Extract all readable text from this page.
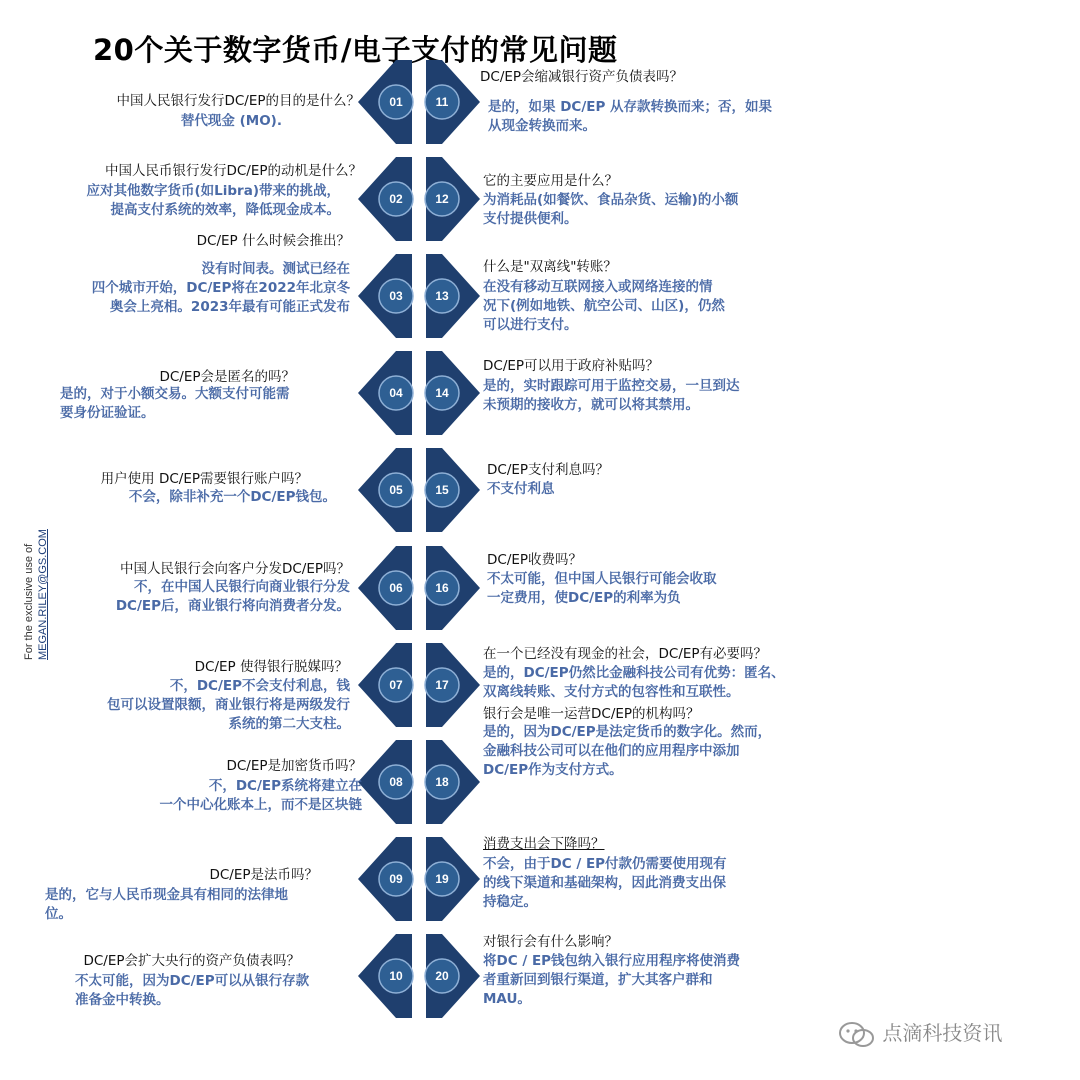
20个关于数字货币/电子支付的常见问题
For the exclusive use of MEGAN.RILEY@GS.COM
01
中国人民银行发行DC/EP的目的是什么？
替代现金 (MO).
02
中国人民币银行发行DC/EP的动机是什么？
应对其他数字货币(如Libra)带来的挑战，
提高支付系统的效率，降低现金成本。
03
DC/EP 什么时候会推出？
没有时间表。测试已经在
四个城市开始，DC/EP将在2022年北京冬
奥会上亮相。2023年最有可能正式发布
04
DC/EP会是匿名的吗？
是的，对于小额交易。大额支付可能需
要身份证验证。
05
用户使用 DC/EP需要银行账户吗？
不会，除非补充一个DC/EP钱包。
06
中国人民银行会向客户分发DC/EP吗？
不，在中国人民银行向商业银行分发
DC/EP后，商业银行将向消费者分发。
07
DC/EP 使得银行脱媒吗？
不，DC/EP不会支付利息，钱
包可以设置限额，商业银行将是两级发行
系统的第二大支柱。
08
DC/EP是加密货币吗？
不，DC/EP系统将建立在
一个中心化账本上，而不是区块链
09
DC/EP是法币吗？
是的，它与人民币现金具有相同的法律地
位。
10
DC/EP会扩大央行的资产负债表吗？
不太可能，因为DC/EP可以从银行存款
准备金中转换。
11
DC/EP会缩减银行资产负债表吗？
是的，如果 DC/EP 从存款转换而来；否，如果
从现金转换而来。
12
它的主要应用是什么？
为消耗品(如餐饮、食品杂货、运输)的小额
支付提供便利。
13
什么是"双离线"转账？
在没有移动互联网接入或网络连接的情
况下(例如地铁、航空公司、山区)，仍然
可以进行支付。
14
DC/EP可以用于政府补贴吗？
是的，实时跟踪可用于监控交易，一旦到达
未预期的接收方，就可以将其禁用。
15
DC/EP支付利息吗？
不支付利息
16
DC/EP收费吗？
不太可能，但中国人民银行可能会收取
一定费用，使DC/EP的利率为负
17
在一个已经没有现金的社会，DC/EP有必要吗？
是的，DC/EP仍然比金融科技公司有优势：匿名、
双离线转账、支付方式的包容性和互联性。
18
银行会是唯一运营DC/EP的机构吗？
是的，因为DC/EP是法定货币的数字化。然而，
金融科技公司可以在他们的应用程序中添加
DC/EP作为支付方式。
19
消费支出会下降吗？
不会，由于DC / EP付款仍需要使用现有
的线下渠道和基础架构，因此消费支出保
持稳定。
20
对银行会有什么影响？
将DC / EP钱包纳入银行应用程序将使消费
者重新回到银行渠道，扩大其客户群和
MAU。
点滴科技资讯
◆ ◆ ◆
List every line in the records above that contains the word "不太可能".

◆ **Response to the task**
不太可能，因为DC/EP可以从银行存款
不太可能，但中国人民银行可能会收取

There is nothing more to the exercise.